→ **GIVEN TASK**: Reproduce the following material exactly, including every line.

# DATASET EXCERPTS start

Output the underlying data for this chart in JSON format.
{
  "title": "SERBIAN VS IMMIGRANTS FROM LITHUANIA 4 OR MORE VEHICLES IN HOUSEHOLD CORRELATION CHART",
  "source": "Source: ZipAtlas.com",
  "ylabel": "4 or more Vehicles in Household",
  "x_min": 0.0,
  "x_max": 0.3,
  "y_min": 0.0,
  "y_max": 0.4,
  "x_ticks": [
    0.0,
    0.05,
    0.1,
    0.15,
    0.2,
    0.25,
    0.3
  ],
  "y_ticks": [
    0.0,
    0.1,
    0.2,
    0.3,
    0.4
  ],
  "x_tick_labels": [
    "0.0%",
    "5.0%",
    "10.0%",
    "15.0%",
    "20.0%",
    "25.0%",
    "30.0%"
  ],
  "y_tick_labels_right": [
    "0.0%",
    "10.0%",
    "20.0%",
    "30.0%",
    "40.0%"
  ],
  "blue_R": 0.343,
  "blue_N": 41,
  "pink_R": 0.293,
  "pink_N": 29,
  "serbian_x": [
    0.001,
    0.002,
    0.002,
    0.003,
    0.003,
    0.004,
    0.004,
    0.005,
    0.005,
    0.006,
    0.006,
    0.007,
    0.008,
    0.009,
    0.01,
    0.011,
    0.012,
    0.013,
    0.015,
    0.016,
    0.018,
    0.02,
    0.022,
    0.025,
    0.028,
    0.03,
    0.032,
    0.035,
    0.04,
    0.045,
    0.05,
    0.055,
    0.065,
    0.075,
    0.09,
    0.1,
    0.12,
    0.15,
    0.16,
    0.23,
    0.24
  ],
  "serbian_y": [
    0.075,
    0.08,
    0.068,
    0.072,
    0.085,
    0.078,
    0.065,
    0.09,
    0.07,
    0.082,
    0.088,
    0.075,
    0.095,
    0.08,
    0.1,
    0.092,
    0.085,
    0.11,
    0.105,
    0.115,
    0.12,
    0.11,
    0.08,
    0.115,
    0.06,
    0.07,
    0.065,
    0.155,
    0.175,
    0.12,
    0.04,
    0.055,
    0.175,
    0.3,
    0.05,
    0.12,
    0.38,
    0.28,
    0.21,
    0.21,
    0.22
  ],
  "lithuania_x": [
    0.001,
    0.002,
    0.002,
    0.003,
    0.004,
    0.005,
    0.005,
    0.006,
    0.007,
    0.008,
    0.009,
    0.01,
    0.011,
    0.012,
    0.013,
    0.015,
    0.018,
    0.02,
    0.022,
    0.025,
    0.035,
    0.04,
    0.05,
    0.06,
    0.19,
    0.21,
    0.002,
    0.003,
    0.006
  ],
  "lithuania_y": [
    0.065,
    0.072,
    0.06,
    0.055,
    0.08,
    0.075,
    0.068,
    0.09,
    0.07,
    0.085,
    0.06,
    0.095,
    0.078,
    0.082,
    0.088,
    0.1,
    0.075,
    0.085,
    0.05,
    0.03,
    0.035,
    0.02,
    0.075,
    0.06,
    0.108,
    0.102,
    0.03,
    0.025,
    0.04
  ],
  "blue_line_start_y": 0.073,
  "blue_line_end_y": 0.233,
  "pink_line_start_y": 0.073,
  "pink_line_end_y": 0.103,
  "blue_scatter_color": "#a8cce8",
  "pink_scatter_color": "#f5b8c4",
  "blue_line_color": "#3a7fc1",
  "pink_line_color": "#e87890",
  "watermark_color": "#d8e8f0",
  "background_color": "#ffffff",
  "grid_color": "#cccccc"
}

# DATASET EXCERPTS end

→ **ANSWER TO THIS EXERCISE**:
Output the underlying data for this chart in JSON format.
{
  "title": "SERBIAN VS IMMIGRANTS FROM LITHUANIA 4 OR MORE VEHICLES IN HOUSEHOLD CORRELATION CHART",
  "source": "Source: ZipAtlas.com",
  "ylabel": "4 or more Vehicles in Household",
  "x_min": 0.0,
  "x_max": 0.3,
  "y_min": 0.0,
  "y_max": 0.4,
  "x_ticks": [
    0.0,
    0.05,
    0.1,
    0.15,
    0.2,
    0.25,
    0.3
  ],
  "y_ticks": [
    0.0,
    0.1,
    0.2,
    0.3,
    0.4
  ],
  "x_tick_labels": [
    "0.0%",
    "5.0%",
    "10.0%",
    "15.0%",
    "20.0%",
    "25.0%",
    "30.0%"
  ],
  "y_tick_labels_right": [
    "0.0%",
    "10.0%",
    "20.0%",
    "30.0%",
    "40.0%"
  ],
  "blue_R": 0.343,
  "blue_N": 41,
  "pink_R": 0.293,
  "pink_N": 29,
  "serbian_x": [
    0.001,
    0.002,
    0.002,
    0.003,
    0.003,
    0.004,
    0.004,
    0.005,
    0.005,
    0.006,
    0.006,
    0.007,
    0.008,
    0.009,
    0.01,
    0.011,
    0.012,
    0.013,
    0.015,
    0.016,
    0.018,
    0.02,
    0.022,
    0.025,
    0.028,
    0.03,
    0.032,
    0.035,
    0.04,
    0.045,
    0.05,
    0.055,
    0.065,
    0.075,
    0.09,
    0.1,
    0.12,
    0.15,
    0.16,
    0.23,
    0.24
  ],
  "serbian_y": [
    0.075,
    0.08,
    0.068,
    0.072,
    0.085,
    0.078,
    0.065,
    0.09,
    0.07,
    0.082,
    0.088,
    0.075,
    0.095,
    0.08,
    0.1,
    0.092,
    0.085,
    0.11,
    0.105,
    0.115,
    0.12,
    0.11,
    0.08,
    0.115,
    0.06,
    0.07,
    0.065,
    0.155,
    0.175,
    0.12,
    0.04,
    0.055,
    0.175,
    0.3,
    0.05,
    0.12,
    0.38,
    0.28,
    0.21,
    0.21,
    0.22
  ],
  "lithuania_x": [
    0.001,
    0.002,
    0.002,
    0.003,
    0.004,
    0.005,
    0.005,
    0.006,
    0.007,
    0.008,
    0.009,
    0.01,
    0.011,
    0.012,
    0.013,
    0.015,
    0.018,
    0.02,
    0.022,
    0.025,
    0.035,
    0.04,
    0.05,
    0.06,
    0.19,
    0.21,
    0.002,
    0.003,
    0.006
  ],
  "lithuania_y": [
    0.065,
    0.072,
    0.06,
    0.055,
    0.08,
    0.075,
    0.068,
    0.09,
    0.07,
    0.085,
    0.06,
    0.095,
    0.078,
    0.082,
    0.088,
    0.1,
    0.075,
    0.085,
    0.05,
    0.03,
    0.035,
    0.02,
    0.075,
    0.06,
    0.108,
    0.102,
    0.03,
    0.025,
    0.04
  ],
  "blue_line_start_y": 0.073,
  "blue_line_end_y": 0.233,
  "pink_line_start_y": 0.073,
  "pink_line_end_y": 0.103,
  "blue_scatter_color": "#a8cce8",
  "pink_scatter_color": "#f5b8c4",
  "blue_line_color": "#3a7fc1",
  "pink_line_color": "#e87890",
  "watermark_color": "#d8e8f0",
  "background_color": "#ffffff",
  "grid_color": "#cccccc"
}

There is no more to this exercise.